**AIM:**
Extract each line of the material that follows exactly and omit its pictures.

________

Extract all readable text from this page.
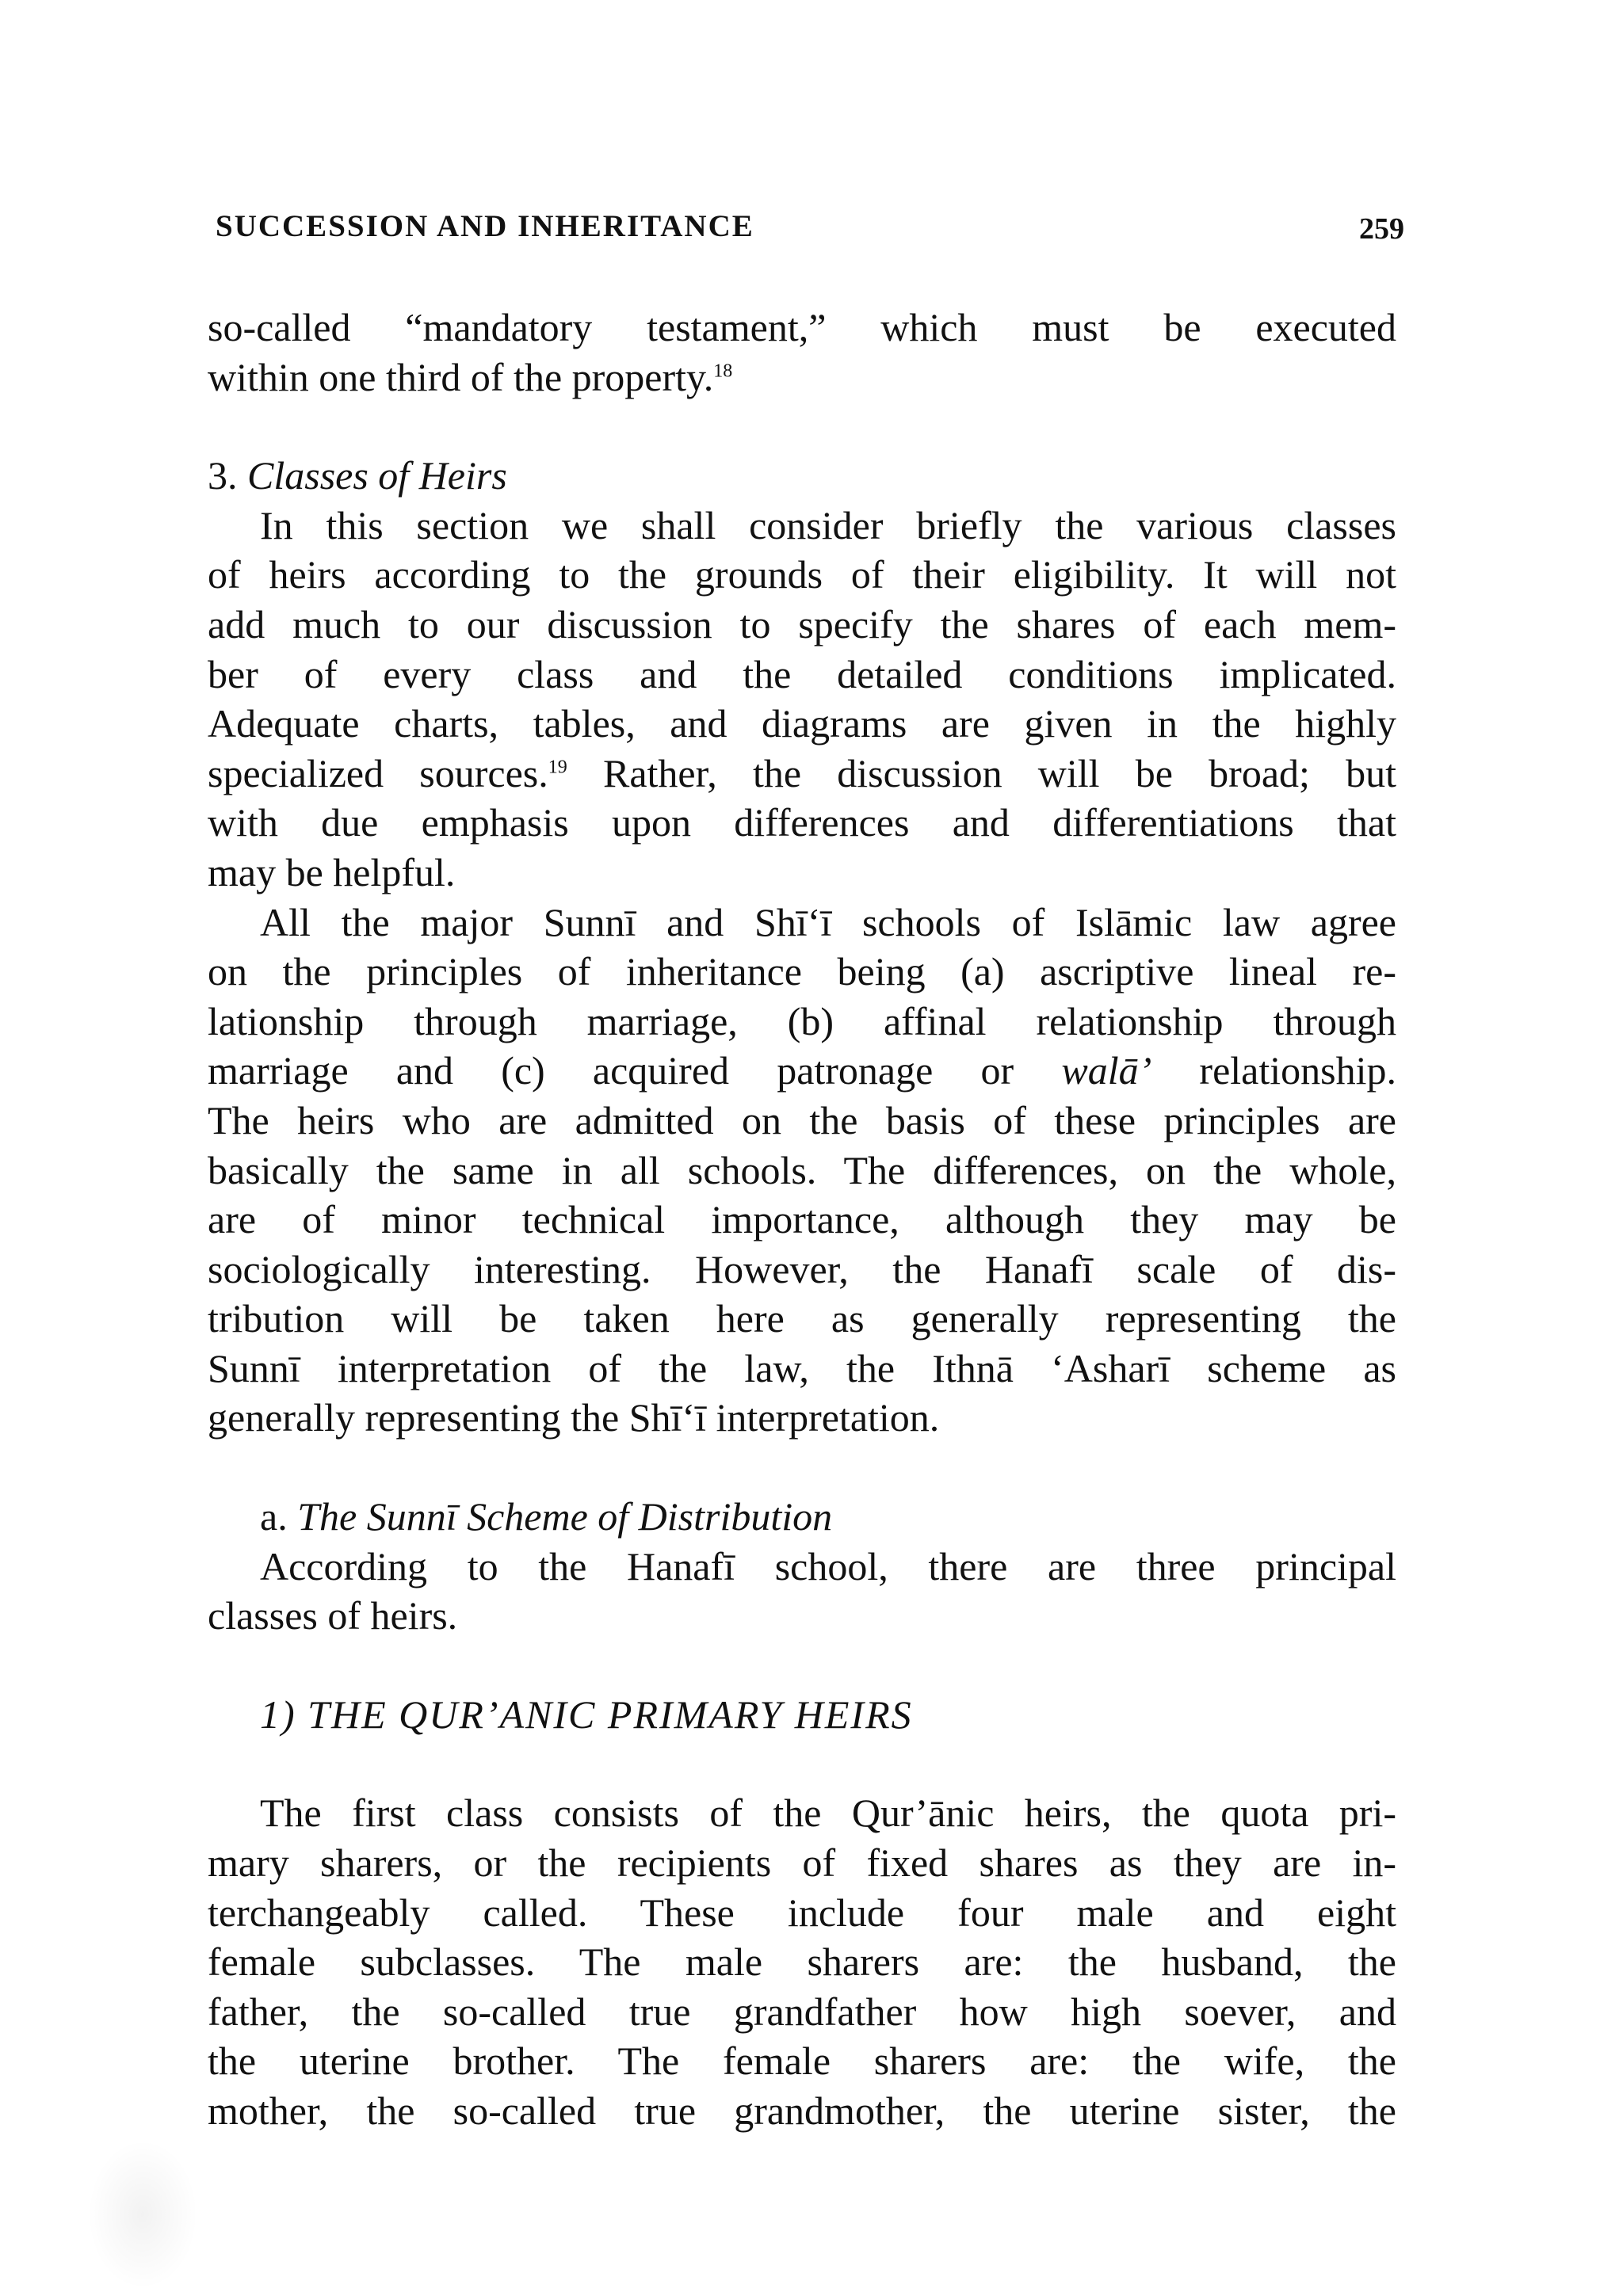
SUCCESSION AND INHERITANCE	259
so-called “mandatory testament,” which must be executed
within one third of the property.$^{18}$
3. Classes of Heirs
In this section we shall consider briefly the various classes
of heirs according to the grounds of their eligibility. It will not
add much to our discussion to specify the shares of each mem-
ber of every class and the detailed conditions implicated.
Adequate charts, tables, and diagrams are given in the highly
specialized sources.$^{19}$ Rather, the discussion will be broad; but
with due emphasis upon differences and differentiations that
may be helpful.
All the major Sunnī and Shī‘ī schools of Islāmic law agree
on the principles of inheritance being (a) ascriptive lineal re-
lationship through marriage, (b) affinal relationship through
marriage and (c) acquired patronage or walā’ relationship.
The heirs who are admitted on the basis of these principles are
basically the same in all schools. The differences, on the whole,
are of minor technical importance, although they may be
sociologically interesting. However, the Hanafī scale of dis-
tribution will be taken here as generally representing the
Sunnī interpretation of the law, the Ithnā ‘Asharī scheme as
generally representing the Shī‘ī interpretation.
a. The Sunnī Scheme of Distribution
According to the Hanafī school, there are three principal
classes of heirs.
1) THE QUR’ANIC PRIMARY HEIRS
The first class consists of the Qur’ānic heirs, the quota pri-
mary sharers, or the recipients of fixed shares as they are in-
terchangeably called. These include four male and eight
female subclasses. The male sharers are: the husband, the
father, the so-called true grandfather how high soever, and
the uterine brother. The female sharers are: the wife, the
mother, the so-called true grandmother, the uterine sister, the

________

**ANSWER FOR THIS EXERCISE:**
Extract all readable text from this page.
SUCCESSION AND INHERITANCE	259
so-called “mandatory testament,” which must be executed
within one third of the property.$^{18}$
3. Classes of Heirs
In this section we shall consider briefly the various classes
of heirs according to the grounds of their eligibility. It will not
add much to our discussion to specify the shares of each mem-
ber of every class and the detailed conditions implicated.
Adequate charts, tables, and diagrams are given in the highly
specialized sources.$^{19}$ Rather, the discussion will be broad; but
with due emphasis upon differences and differentiations that
may be helpful.
All the major Sunnī and Shī‘ī schools of Islāmic law agree
on the principles of inheritance being (a) ascriptive lineal re-
lationship through marriage, (b) affinal relationship through
marriage and (c) acquired patronage or walā’ relationship.
The heirs who are admitted on the basis of these principles are
basically the same in all schools. The differences, on the whole,
are of minor technical importance, although they may be
sociologically interesting. However, the Hanafī scale of dis-
tribution will be taken here as generally representing the
Sunnī interpretation of the law, the Ithnā ‘Asharī scheme as
generally representing the Shī‘ī interpretation.
a. The Sunnī Scheme of Distribution
According to the Hanafī school, there are three principal
classes of heirs.
1) THE QUR’ANIC PRIMARY HEIRS
The first class consists of the Qur’ānic heirs, the quota pri-
mary sharers, or the recipients of fixed shares as they are in-
terchangeably called. These include four male and eight
female subclasses. The male sharers are: the husband, the
father, the so-called true grandfather how high soever, and
the uterine brother. The female sharers are: the wife, the
mother, the so-called true grandmother, the uterine sister, the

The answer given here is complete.